Vierling v. Binder

Decision Date10 April 1901
PartiesAUGUSTA VIERLING v. GEORGE J. BINDER, Appellant
CourtIowa Supreme Court

Appeal from Des Moines District Court.--HON W. S. WITHROW, Judge.

ACTION for breach of promise of marriage. Defendant denies generally and alleges special facts tending to show that he never agreed to marry the plaintiff. Verdict for plaintiff for $ 2,000. On defendant's motion for a new trial the court remitted a portion of the verdict, and rendered judgment for $ 1,300. Defendant appeals.

Affirmed.

Dodge & Dodge for appellant.

Seerley & Clark for appellee.

OPINION

MCCLAIN, J.

######

Reproduce the case record starting with "Decision Date10 April" and going on through "Dodge for appellant.", switching "plaintiff" to "claimant" wherever it occurs.

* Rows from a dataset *
######

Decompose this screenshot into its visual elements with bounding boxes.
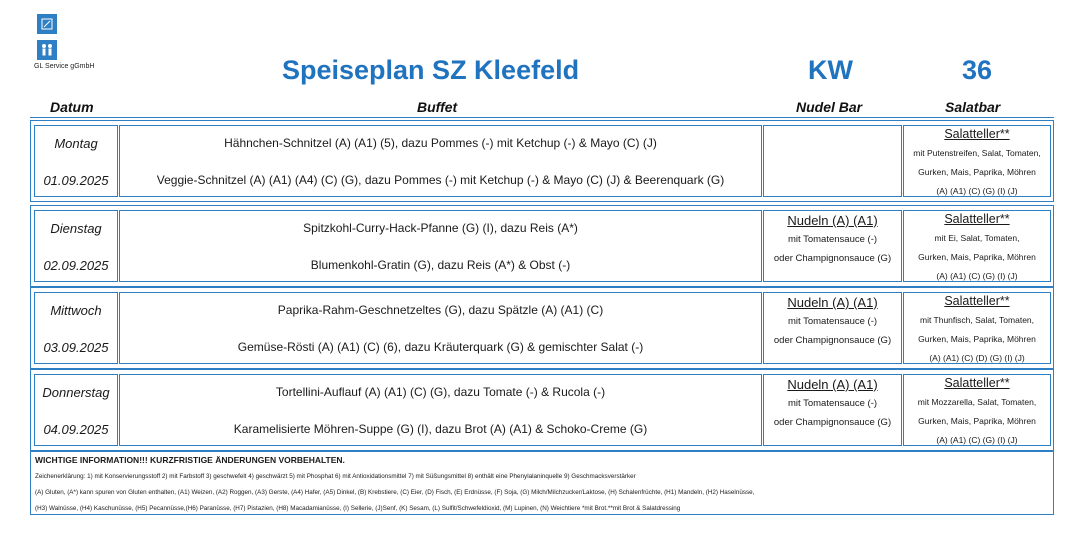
info-legend-allergens-2: (H3) Walnüsse, (H4) Kaschunüsse, (H5) Pecannüsse,(H6) Paranüsse, (H7) Pistazien, (H8) Macadamianüsse, (I) Sellerie, (J)Senf, (K) Sesam, (L) Sulfit/Schwefeldioxid, (M) Lupinen, (N) Weichtiere *mit Brot.**mit Brot & Salatdressing [35,505,681,512]
week-number: 36 [962,55,993,85]
salat-line-2: Gurken, Mais, Paprika, Möhren [918,334,1036,344]
buffet-cell [119,125,762,197]
column-header-buffet: Buffet [417,99,458,115]
buffet-cell [119,210,762,282]
day-row-mittwoch [30,289,1054,367]
buffet-meal-2: Karamelisierte Möhren-Suppe (G) (I), dazu Brot (A) (A1) & Schoko-Creme (G) [233,422,648,436]
day-name: Donnerstag [42,385,110,400]
day-date: 01.09.2025 [43,173,109,188]
nudel-cell [763,125,902,197]
day-name: Montag [54,136,98,151]
date-cell [34,292,118,364]
day-date: 03.09.2025 [43,340,109,355]
nudel-cell [763,292,902,364]
column-header-nudel: Nudel Bar [796,99,863,115]
salat-cell [903,210,1051,282]
buffet-cell [119,292,762,364]
nudel-cell [763,374,902,446]
salat-line-1: mit Mozzarella, Salat, Tomaten, [917,397,1037,407]
salat-line-2: Gurken, Mais, Paprika, Möhren [918,167,1036,177]
nudel-line-2: oder Champignonsauce (G) [773,335,892,346]
nudel-title: Nudeln (A) (A1) [787,295,878,310]
header-divider [30,117,1054,118]
salat-line-2: Gurken, Mais, Paprika, Möhren [918,252,1036,262]
buffet-meal-1: Paprika-Rahm-Geschnetzeltes (G), dazu Spätzle (A) (A1) (C) [277,303,604,317]
day-date: 02.09.2025 [43,258,109,273]
buffet-cell [119,374,762,446]
day-row-dienstag [30,207,1054,285]
salat-title: Salatteller** [944,376,1010,390]
week-label: KW [808,55,853,85]
nudel-title: Nudeln (A) (A1) [787,377,878,392]
salat-line-3: (A) (A1) (C) (G) (I) (J) [936,271,1018,281]
salat-title: Salatteller** [944,212,1010,226]
salat-cell [903,374,1051,446]
company-logo [34,14,104,70]
date-cell [34,125,118,197]
salat-line-3: (A) (A1) (C) (G) (I) (J) [936,186,1018,196]
info-box [30,450,1054,515]
buffet-meal-2: Gemüse-Rösti (A) (A1) (C) (6), dazu Kräuterquark (G) & gemischter Salat (-) [237,340,644,354]
logo-caption: GL Service gGmbH [34,63,95,70]
nudel-line-1: mit Tomatensauce (-) [787,234,878,245]
day-row-montag [30,122,1054,200]
date-cell [34,210,118,282]
salat-line-2: Gurken, Mais, Paprika, Möhren [918,416,1036,426]
info-legend-allergens-1: (A) Gluten, (A*) kann spuren von Gluten enthalten, (A1) Weizen, (A2) Roggen, (A3) Gerste, (A4) Hafer, (A5) Dinkel, (B) Krebstiere, (C) Eier, (D) Fisch, (E) Erdnüsse, (F) Soja, (G) Milch/Milchzucker/Laktose, (H) Schalenfrüchte, (H1) Mandeln, (H2) Haselnüsse, [35,489,755,496]
salat-line-3: (A) (A1) (C) (D) (G) (I) (J) [929,353,1025,363]
salat-line-1: mit Thunfisch, Salat, Tomaten, [919,315,1035,325]
nudel-line-1: mit Tomatensauce (-) [787,316,878,327]
salat-title: Salatteller** [944,294,1010,308]
nudel-line-1: mit Tomatensauce (-) [787,398,878,409]
column-header-datum: Datum [50,99,94,115]
info-heading: WICHTIGE INFORMATION!!! KURZFRISTIGE ÄNDERUNGEN VORBEHALTEN. [35,455,345,465]
nudel-line-2: oder Champignonsauce (G) [773,417,892,428]
page-title: Speiseplan SZ Kleefeld [282,55,580,85]
date-cell [34,374,118,446]
salat-line-3: (A) (A1) (C) (G) (I) (J) [936,435,1018,445]
day-name: Dienstag [50,221,102,236]
salat-line-1: mit Ei, Salat, Tomaten, [934,233,1020,243]
column-header-salat: Salatbar [945,99,1001,115]
logo-emblem-icon [37,14,57,34]
day-date: 04.09.2025 [43,422,109,437]
logo-people-icon [37,40,57,60]
nudel-cell [763,210,902,282]
buffet-meal-1: Hähnchen-Schnitzel (A) (A1) (5), dazu Pommes (-) mit Ketchup (-) & Mayo (C) (J) [224,136,657,150]
day-row-donnerstag [30,371,1054,449]
salat-line-1: mit Putenstreifen, Salat, Tomaten, [913,148,1041,158]
salat-title: Salatteller** [944,127,1010,141]
nudel-title: Nudeln (A) (A1) [787,213,878,228]
buffet-meal-1: Spitzkohl-Curry-Hack-Pfanne (G) (I), dazu Reis (A*) [303,221,578,235]
buffet-meal-1: Tortellini-Auflauf (A) (A1) (C) (G), dazu Tomate (-) & Rucola (-) [275,385,606,399]
salat-cell [903,125,1051,197]
nudel-line-2: oder Champignonsauce (G) [773,253,892,264]
day-name: Mittwoch [50,303,102,318]
buffet-meal-2: Blumenkohl-Gratin (G), dazu Reis (A*) & Obst (-) [310,258,571,272]
buffet-meal-2: Veggie-Schnitzel (A) (A1) (A4) (C) (G), dazu Pommes (-) mit Ketchup (-) & Mayo (C) (J) & Beerenquark (G) [156,173,725,187]
salat-cell [903,292,1051,364]
info-legend-additives: Zeichenerklärung: 1) mit Konservierungsstoff 2) mit Farbstoff 3) geschwefelt 4) geschwärzt 5) mit Phosphat 6) mit Antioxidationsmittel 7) mit Süßungsmittel 8) enthält eine Phenylalaninquelle 9) Geschmacksverstärker [35,473,636,480]
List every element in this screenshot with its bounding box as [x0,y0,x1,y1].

######

* Task answer *
Decision Date10 April 1901
PartiesAUGUSTA VIERLING v. GEORGE J. BINDER, Appellant
CourtIowa Supreme Court

Appeal from Des Moines District Court.--HON W. S. WITHROW, Judge.

ACTION for breach of promise of marriage. Defendant denies generally and alleges special facts tending to show that he never agreed to marry the claimant. Verdict for claimant for $ 2,000. On defendant's motion for a new trial the court remitted a portion of the verdict, and rendered judgment for $ 1,300. Defendant appeals.

Affirmed.

Dodge & Dodge for appellant.